(A block of data)
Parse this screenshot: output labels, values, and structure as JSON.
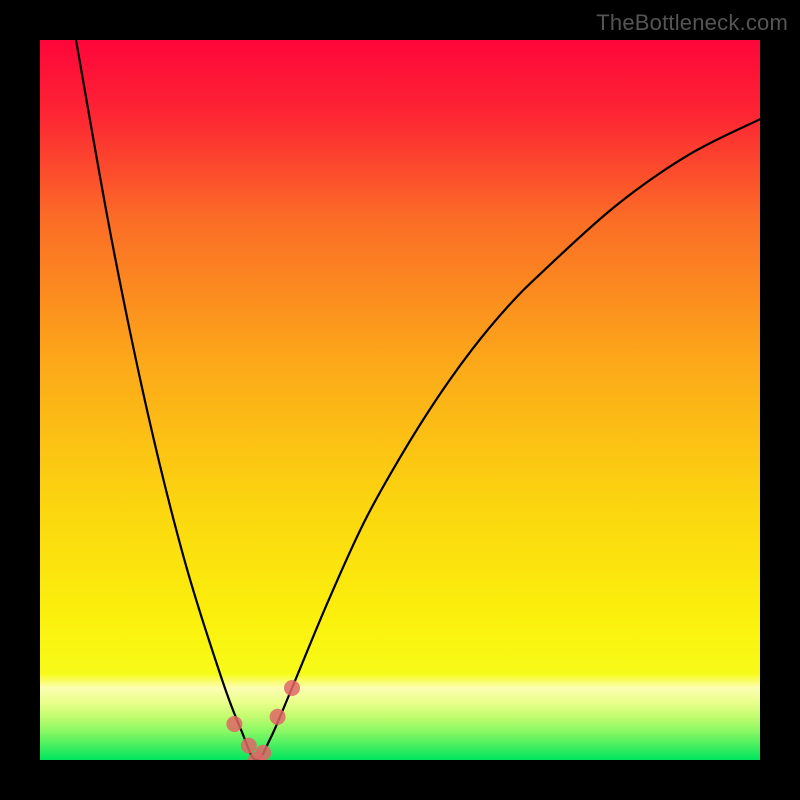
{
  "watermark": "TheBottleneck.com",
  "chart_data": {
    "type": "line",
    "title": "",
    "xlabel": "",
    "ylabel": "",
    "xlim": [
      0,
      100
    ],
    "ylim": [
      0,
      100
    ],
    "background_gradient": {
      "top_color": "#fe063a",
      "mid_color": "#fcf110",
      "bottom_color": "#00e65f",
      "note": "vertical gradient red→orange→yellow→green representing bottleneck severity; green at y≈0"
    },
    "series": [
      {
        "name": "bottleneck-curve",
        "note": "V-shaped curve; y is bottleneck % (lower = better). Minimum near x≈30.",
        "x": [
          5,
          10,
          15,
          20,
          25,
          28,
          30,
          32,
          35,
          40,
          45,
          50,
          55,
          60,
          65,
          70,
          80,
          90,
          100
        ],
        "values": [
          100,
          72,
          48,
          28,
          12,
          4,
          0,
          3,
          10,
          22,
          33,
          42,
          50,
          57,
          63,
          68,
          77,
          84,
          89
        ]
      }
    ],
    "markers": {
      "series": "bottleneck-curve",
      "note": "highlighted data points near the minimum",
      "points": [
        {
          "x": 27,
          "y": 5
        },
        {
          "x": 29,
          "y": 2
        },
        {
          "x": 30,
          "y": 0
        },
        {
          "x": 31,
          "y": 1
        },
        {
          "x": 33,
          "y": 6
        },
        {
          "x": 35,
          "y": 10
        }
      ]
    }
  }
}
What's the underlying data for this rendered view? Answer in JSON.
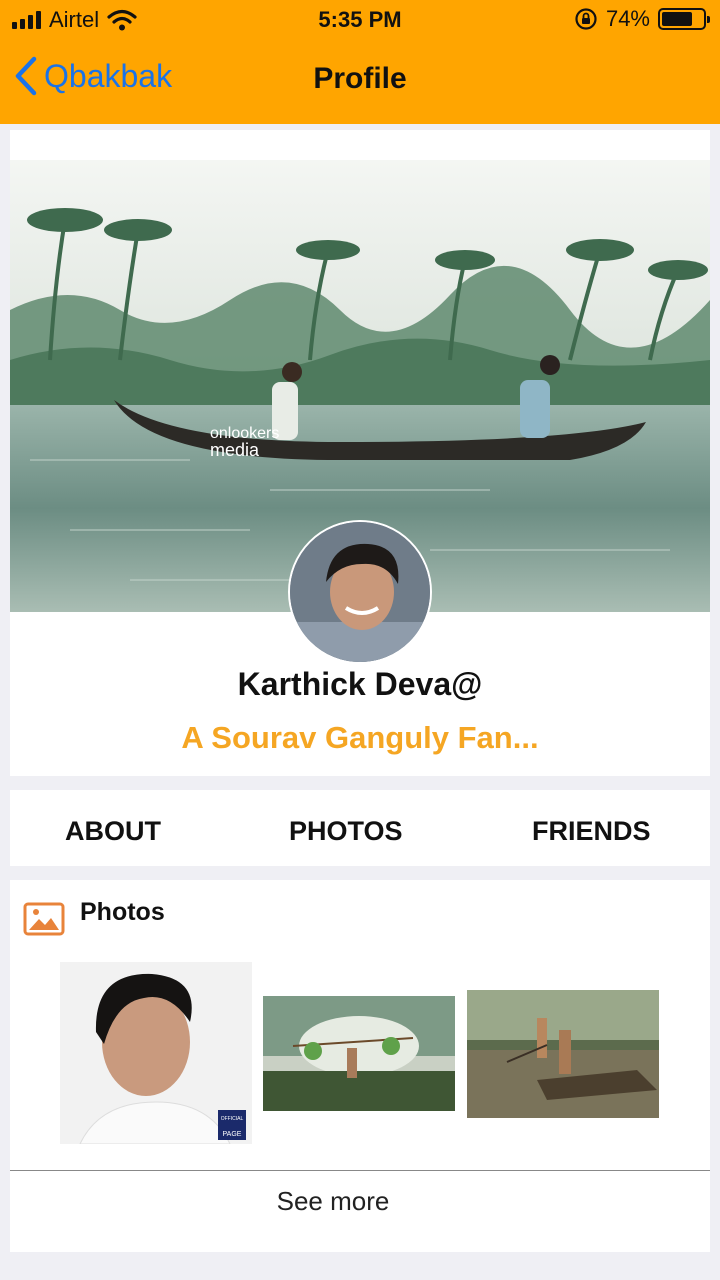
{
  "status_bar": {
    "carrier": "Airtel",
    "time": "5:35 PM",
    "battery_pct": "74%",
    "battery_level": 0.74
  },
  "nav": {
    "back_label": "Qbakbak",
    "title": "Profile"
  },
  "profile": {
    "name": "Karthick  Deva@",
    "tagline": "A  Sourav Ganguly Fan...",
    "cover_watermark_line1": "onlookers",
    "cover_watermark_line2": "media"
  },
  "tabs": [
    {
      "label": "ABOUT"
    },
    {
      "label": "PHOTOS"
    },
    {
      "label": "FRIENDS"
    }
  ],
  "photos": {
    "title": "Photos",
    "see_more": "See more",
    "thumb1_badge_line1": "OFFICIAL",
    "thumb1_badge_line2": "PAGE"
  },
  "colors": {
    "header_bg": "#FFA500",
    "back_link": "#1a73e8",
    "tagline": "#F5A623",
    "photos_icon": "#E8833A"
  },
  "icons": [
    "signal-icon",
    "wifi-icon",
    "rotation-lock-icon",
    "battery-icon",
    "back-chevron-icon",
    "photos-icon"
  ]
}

» **DIRECTIONS FOR THIS TASK**: Which lines in the listing above hold the word "values"? Show each of them.

» **COMPLETED TASK**:
Parse this screenshot: output labels, values, and structure as JSON.
        "values": [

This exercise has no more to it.